- **Exercise prompt**: Search the records that follow and extract every line containing the string "nostrud".

- **Supplied material**:
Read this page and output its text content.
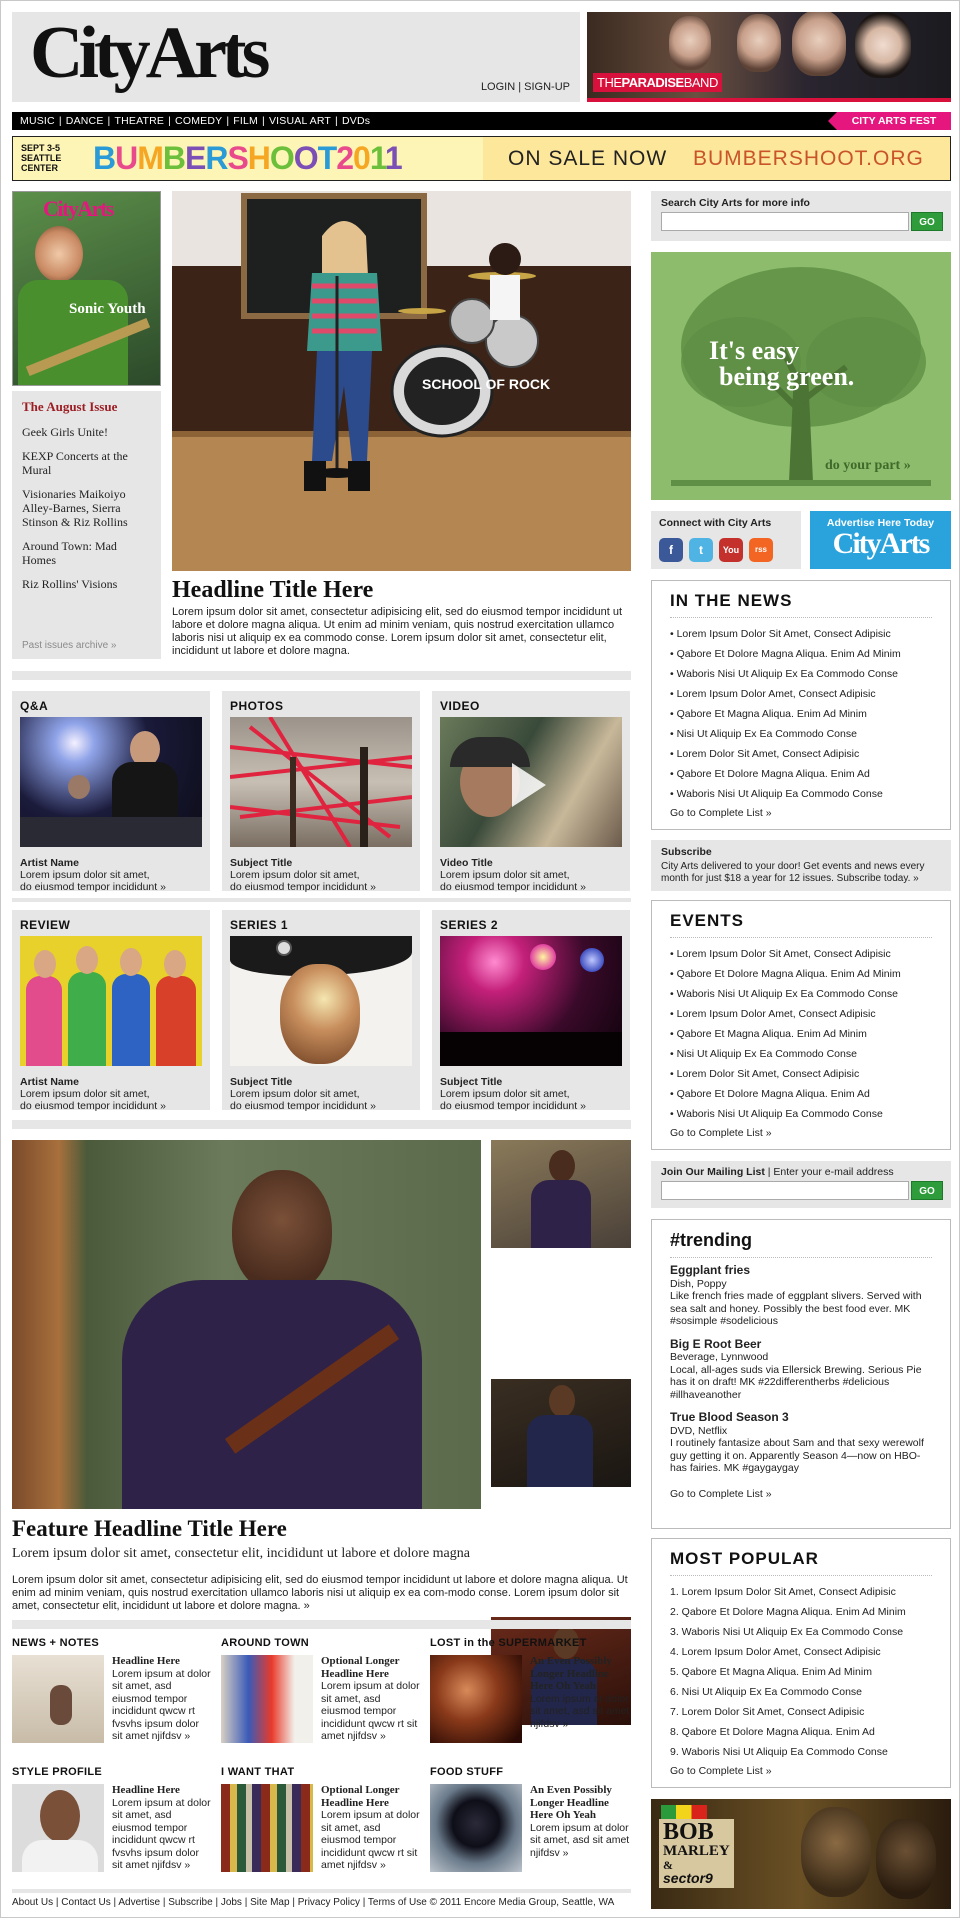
CityArts	LOGIN | SIGN-UP	THEPARADISEBAND
MUSIC | DANCE | THEATRE | COMEDY | FILM | VISUAL ART | DVDs	CITY ARTS FEST
SEPT 3-5
SEATTLE
CENTER BUMBERSHOOT2011	ON SALE NOW BUMBERSHOOT.ORG
CityArts
Sonic Youth
The August Issue
Geek Girls Unite!
KEXP Concerts at the Mural
Visionaries Maikoiyo Alley-Barnes, Sierra Stinson & Riz Rollins
Around Town: Mad Homes
Riz Rollins' Visions
Past issues archive »
SCHOOL OF ROCK
Headline Title Here
Lorem ipsum dolor sit amet, consectetur adipisicing elit, sed do eiusmod tempor incididunt ut labore et dolore magna aliqua. Ut enim ad minim veniam, quis nostrud exercitation ullamco laboris nisi ut aliquip ex ea commodo conse. Lorem ipsum dolor sit amet, consectetur elit, incididunt ut labore et dolore magna.
Q&A
Artist Name
Lorem ipsum dolor sit amet,
do eiusmod tempor incididunt »
PHOTOS
Subject Title
Lorem ipsum dolor sit amet,
do eiusmod tempor incididunt »
VIDEO
Video Title
Lorem ipsum dolor sit amet,
do eiusmod tempor incididunt »
REVIEW
Artist Name
Lorem ipsum dolor sit amet,
do eiusmod tempor incididunt »
SERIES 1
Subject Title
Lorem ipsum dolor sit amet,
do eiusmod tempor incididunt »
SERIES 2
Subject Title
Lorem ipsum dolor sit amet,
do eiusmod tempor incididunt »
Feature Headline Title Here
Lorem ipsum dolor sit amet, consectetur elit, incididunt ut labore et dolore magna
Lorem ipsum dolor sit amet, consectetur adipisicing elit, sed do eiusmod tempor incididunt ut labore et dolore magna aliqua. Ut enim ad minim veniam, quis nostrud exercitation ullamco laboris nisi ut aliquip ex ea com-modo conse. Lorem ipsum dolor sit amet, consectetur elit, incididunt ut labore et dolore magna. »
NEWS + NOTES
Headline Here
Lorem ipsum at dolor sit amet, asd eiusmod tempor incididunt qwcw rt fvsvhs ipsum dolor sit amet njifdsv »
AROUND TOWN
Optional Longer Headline Here
Lorem ipsum at dolor sit amet, asd eiusmod tempor incididunt qwcw rt sit amet njifdsv »
LOST in the SUPERMARKET
An Even Possibly Longer Headline Here Oh Yeah
Lorem ipsum at dolor sit amet, asd sit amet njifdsv »
STYLE PROFILE
Headline Here
Lorem ipsum at dolor sit amet, asd eiusmod tempor incididunt qwcw rt fvsvhs ipsum dolor sit amet njifdsv »
I WANT THAT
Optional Longer Headline Here
Lorem ipsum at dolor sit amet, asd eiusmod tempor incididunt qwcw rt sit amet njifdsv »
FOOD STUFF
An Even Possibly Longer Headline Here Oh Yeah
Lorem ipsum at dolor sit amet, asd sit amet njifdsv »
About Us | Contact Us | Advertise | Subscribe | Jobs | Site Map | Privacy Policy | Terms of Use © 2011 Encore Media Group, Seattle, WA
Search City Arts for more info
GO
It's easy
being green.
do your part »
Connect with City Arts
f	t	You	rss
Advertise Here Today
CityArts
IN THE NEWS
• Lorem Ipsum Dolor Sit Amet, Consect Adipisic
• Qabore Et Dolore Magna Aliqua. Enim Ad Minim
• Waboris Nisi Ut Aliquip Ex Ea Commodo Conse
• Lorem Ipsum Dolor Amet, Consect Adipisic
• Qabore Et Magna Aliqua. Enim Ad Minim
• Nisi Ut Aliquip Ex Ea Commodo Conse
• Lorem Dolor Sit Amet, Consect Adipisic
• Qabore Et Dolore Magna Aliqua. Enim Ad
• Waboris Nisi Ut Aliquip Ea Commodo Conse
Go to Complete List »
Subscribe
City Arts delivered to your door! Get events and news every month for just $18 a year for 12 issues. Subscribe today. »
EVENTS
• Lorem Ipsum Dolor Sit Amet, Consect Adipisic
• Qabore Et Dolore Magna Aliqua. Enim Ad Minim
• Waboris Nisi Ut Aliquip Ex Ea Commodo Conse
• Lorem Ipsum Dolor Amet, Consect Adipisic
• Qabore Et Magna Aliqua. Enim Ad Minim
• Nisi Ut Aliquip Ex Ea Commodo Conse
• Lorem Dolor Sit Amet, Consect Adipisic
• Qabore Et Dolore Magna Aliqua. Enim Ad
• Waboris Nisi Ut Aliquip Ea Commodo Conse
Go to Complete List »
Join Our Mailing List | Enter your e-mail address
GO
#trending
Eggplant fries
Dish, Poppy
Like french fries made of eggplant slivers. Served with sea salt and honey. Possibly the best food ever. MK #sosimple #sodelicious
Big E Root Beer
Beverage, Lynnwood
Local, all-ages suds via Ellersick Brewing. Serious Pie has it on draft! MK #22differentherbs #delicious #illhaveanother
True Blood Season 3
DVD, Netflix
I routinely fantasize about Sam and that sexy werewolf guy getting it on. Apparently Season 4—now on HBO-has fairies. MK #gaygaygay
Go to Complete List »
MOST POPULAR
1. Lorem Ipsum Dolor Sit Amet, Consect Adipisic
2. Qabore Et Dolore Magna Aliqua. Enim Ad Minim
3. Waboris Nisi Ut Aliquip Ex Ea Commodo Conse
4. Lorem Ipsum Dolor Amet, Consect Adipisic
5. Qabore Et Magna Aliqua. Enim Ad Minim
6. Nisi Ut Aliquip Ex Ea Commodo Conse
7. Lorem Dolor Sit Amet, Consect Adipisic
8. Qabore Et Dolore Magna Aliqua. Enim Ad
9. Waboris Nisi Ut Aliquip Ea Commodo Conse
Go to Complete List »
BOB
MARLEY
&
sector9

- **Written solution**:
Lorem ipsum dolor sit amet, consectetur adipisicing elit, sed do eiusmod tempor incididunt ut labore et dolore magna aliqua. Ut enim ad minim veniam, quis nostrud exercitation ullamco laboris nisi ut aliquip ex ea commodo conse. Lorem ipsum dolor sit amet, consectetur elit, incididunt ut labore et dolore magna.
Lorem ipsum dolor sit amet, consectetur adipisicing elit, sed do eiusmod tempor incididunt ut labore et dolore magna aliqua. Ut enim ad minim veniam, quis nostrud exercitation ullamco laboris nisi ut aliquip ex ea com-modo conse. Lorem ipsum dolor sit amet, consectetur elit, incididunt ut labore et dolore magna. »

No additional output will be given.